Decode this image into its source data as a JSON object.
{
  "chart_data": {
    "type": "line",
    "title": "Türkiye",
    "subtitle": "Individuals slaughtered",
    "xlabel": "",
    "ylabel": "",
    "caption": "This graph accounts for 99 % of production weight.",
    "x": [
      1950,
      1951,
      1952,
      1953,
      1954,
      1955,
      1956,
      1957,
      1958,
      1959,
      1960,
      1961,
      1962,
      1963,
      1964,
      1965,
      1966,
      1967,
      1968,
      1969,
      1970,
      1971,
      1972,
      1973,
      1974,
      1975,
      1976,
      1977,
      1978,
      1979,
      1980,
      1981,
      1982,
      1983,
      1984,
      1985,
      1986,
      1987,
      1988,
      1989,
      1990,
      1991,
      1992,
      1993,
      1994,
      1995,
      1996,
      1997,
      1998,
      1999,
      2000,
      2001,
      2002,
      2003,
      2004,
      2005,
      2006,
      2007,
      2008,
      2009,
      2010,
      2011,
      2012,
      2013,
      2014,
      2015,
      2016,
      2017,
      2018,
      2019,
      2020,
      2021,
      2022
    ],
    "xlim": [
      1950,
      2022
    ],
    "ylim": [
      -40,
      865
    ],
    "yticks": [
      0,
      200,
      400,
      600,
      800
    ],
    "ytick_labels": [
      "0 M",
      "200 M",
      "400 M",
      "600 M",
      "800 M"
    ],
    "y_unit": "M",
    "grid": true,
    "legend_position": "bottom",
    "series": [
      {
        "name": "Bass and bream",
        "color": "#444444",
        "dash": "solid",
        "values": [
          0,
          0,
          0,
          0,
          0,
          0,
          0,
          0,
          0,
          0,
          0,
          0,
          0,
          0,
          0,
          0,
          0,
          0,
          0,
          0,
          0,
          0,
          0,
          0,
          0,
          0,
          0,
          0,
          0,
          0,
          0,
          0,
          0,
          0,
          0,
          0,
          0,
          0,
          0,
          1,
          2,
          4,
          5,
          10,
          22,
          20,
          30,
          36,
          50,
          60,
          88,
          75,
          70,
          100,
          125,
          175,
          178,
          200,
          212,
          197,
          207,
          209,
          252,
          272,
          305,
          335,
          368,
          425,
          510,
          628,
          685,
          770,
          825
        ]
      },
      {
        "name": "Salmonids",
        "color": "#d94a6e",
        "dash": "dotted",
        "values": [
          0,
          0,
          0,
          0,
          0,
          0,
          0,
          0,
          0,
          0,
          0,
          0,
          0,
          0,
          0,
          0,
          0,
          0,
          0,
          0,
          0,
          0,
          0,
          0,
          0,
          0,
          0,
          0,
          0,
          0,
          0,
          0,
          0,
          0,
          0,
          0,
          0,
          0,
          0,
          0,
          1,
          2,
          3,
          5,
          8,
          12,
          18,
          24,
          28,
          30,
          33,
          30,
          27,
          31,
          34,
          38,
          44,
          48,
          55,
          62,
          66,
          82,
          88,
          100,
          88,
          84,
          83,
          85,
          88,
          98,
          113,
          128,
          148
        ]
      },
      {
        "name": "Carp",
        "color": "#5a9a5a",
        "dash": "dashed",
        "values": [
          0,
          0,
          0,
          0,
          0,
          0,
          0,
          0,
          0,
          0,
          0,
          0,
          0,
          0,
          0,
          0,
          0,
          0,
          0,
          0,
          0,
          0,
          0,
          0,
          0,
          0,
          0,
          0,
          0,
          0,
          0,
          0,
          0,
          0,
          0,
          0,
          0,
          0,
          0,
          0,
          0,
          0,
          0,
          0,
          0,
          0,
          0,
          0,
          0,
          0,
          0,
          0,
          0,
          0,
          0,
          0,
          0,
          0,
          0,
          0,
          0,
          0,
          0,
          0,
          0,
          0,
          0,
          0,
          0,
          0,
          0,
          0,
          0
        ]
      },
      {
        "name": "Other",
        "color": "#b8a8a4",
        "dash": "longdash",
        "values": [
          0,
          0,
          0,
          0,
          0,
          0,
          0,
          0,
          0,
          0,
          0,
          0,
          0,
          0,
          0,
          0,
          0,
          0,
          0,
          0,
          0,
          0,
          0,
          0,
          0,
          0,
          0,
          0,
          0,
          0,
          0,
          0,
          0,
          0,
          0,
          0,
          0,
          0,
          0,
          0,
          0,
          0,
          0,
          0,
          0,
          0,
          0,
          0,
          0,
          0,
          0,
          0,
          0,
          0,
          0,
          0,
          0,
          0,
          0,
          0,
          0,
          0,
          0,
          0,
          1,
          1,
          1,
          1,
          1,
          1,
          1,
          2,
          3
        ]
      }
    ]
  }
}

§ What is required
Please output the complete data exactly.

§ Exercise solution
Decode this image into its source data as a JSON object.
{
  "chart_data": {
    "type": "line",
    "title": "Türkiye",
    "subtitle": "Individuals slaughtered",
    "xlabel": "",
    "ylabel": "",
    "caption": "This graph accounts for 99 % of production weight.",
    "x": [
      1950,
      1951,
      1952,
      1953,
      1954,
      1955,
      1956,
      1957,
      1958,
      1959,
      1960,
      1961,
      1962,
      1963,
      1964,
      1965,
      1966,
      1967,
      1968,
      1969,
      1970,
      1971,
      1972,
      1973,
      1974,
      1975,
      1976,
      1977,
      1978,
      1979,
      1980,
      1981,
      1982,
      1983,
      1984,
      1985,
      1986,
      1987,
      1988,
      1989,
      1990,
      1991,
      1992,
      1993,
      1994,
      1995,
      1996,
      1997,
      1998,
      1999,
      2000,
      2001,
      2002,
      2003,
      2004,
      2005,
      2006,
      2007,
      2008,
      2009,
      2010,
      2011,
      2012,
      2013,
      2014,
      2015,
      2016,
      2017,
      2018,
      2019,
      2020,
      2021,
      2022
    ],
    "xlim": [
      1950,
      2022
    ],
    "ylim": [
      -40,
      865
    ],
    "yticks": [
      0,
      200,
      400,
      600,
      800
    ],
    "ytick_labels": [
      "0 M",
      "200 M",
      "400 M",
      "600 M",
      "800 M"
    ],
    "y_unit": "M",
    "grid": true,
    "legend_position": "bottom",
    "series": [
      {
        "name": "Bass and bream",
        "color": "#444444",
        "dash": "solid",
        "values": [
          0,
          0,
          0,
          0,
          0,
          0,
          0,
          0,
          0,
          0,
          0,
          0,
          0,
          0,
          0,
          0,
          0,
          0,
          0,
          0,
          0,
          0,
          0,
          0,
          0,
          0,
          0,
          0,
          0,
          0,
          0,
          0,
          0,
          0,
          0,
          0,
          0,
          0,
          0,
          1,
          2,
          4,
          5,
          10,
          22,
          20,
          30,
          36,
          50,
          60,
          88,
          75,
          70,
          100,
          125,
          175,
          178,
          200,
          212,
          197,
          207,
          209,
          252,
          272,
          305,
          335,
          368,
          425,
          510,
          628,
          685,
          770,
          825
        ]
      },
      {
        "name": "Salmonids",
        "color": "#d94a6e",
        "dash": "dotted",
        "values": [
          0,
          0,
          0,
          0,
          0,
          0,
          0,
          0,
          0,
          0,
          0,
          0,
          0,
          0,
          0,
          0,
          0,
          0,
          0,
          0,
          0,
          0,
          0,
          0,
          0,
          0,
          0,
          0,
          0,
          0,
          0,
          0,
          0,
          0,
          0,
          0,
          0,
          0,
          0,
          0,
          1,
          2,
          3,
          5,
          8,
          12,
          18,
          24,
          28,
          30,
          33,
          30,
          27,
          31,
          34,
          38,
          44,
          48,
          55,
          62,
          66,
          82,
          88,
          100,
          88,
          84,
          83,
          85,
          88,
          98,
          113,
          128,
          148
        ]
      },
      {
        "name": "Carp",
        "color": "#5a9a5a",
        "dash": "dashed",
        "values": [
          0,
          0,
          0,
          0,
          0,
          0,
          0,
          0,
          0,
          0,
          0,
          0,
          0,
          0,
          0,
          0,
          0,
          0,
          0,
          0,
          0,
          0,
          0,
          0,
          0,
          0,
          0,
          0,
          0,
          0,
          0,
          0,
          0,
          0,
          0,
          0,
          0,
          0,
          0,
          0,
          0,
          0,
          0,
          0,
          0,
          0,
          0,
          0,
          0,
          0,
          0,
          0,
          0,
          0,
          0,
          0,
          0,
          0,
          0,
          0,
          0,
          0,
          0,
          0,
          0,
          0,
          0,
          0,
          0,
          0,
          0,
          0,
          0
        ]
      },
      {
        "name": "Other",
        "color": "#b8a8a4",
        "dash": "longdash",
        "values": [
          0,
          0,
          0,
          0,
          0,
          0,
          0,
          0,
          0,
          0,
          0,
          0,
          0,
          0,
          0,
          0,
          0,
          0,
          0,
          0,
          0,
          0,
          0,
          0,
          0,
          0,
          0,
          0,
          0,
          0,
          0,
          0,
          0,
          0,
          0,
          0,
          0,
          0,
          0,
          0,
          0,
          0,
          0,
          0,
          0,
          0,
          0,
          0,
          0,
          0,
          0,
          0,
          0,
          0,
          0,
          0,
          0,
          0,
          0,
          0,
          0,
          0,
          0,
          0,
          1,
          1,
          1,
          1,
          1,
          1,
          1,
          2,
          3
        ]
      }
    ]
  }
}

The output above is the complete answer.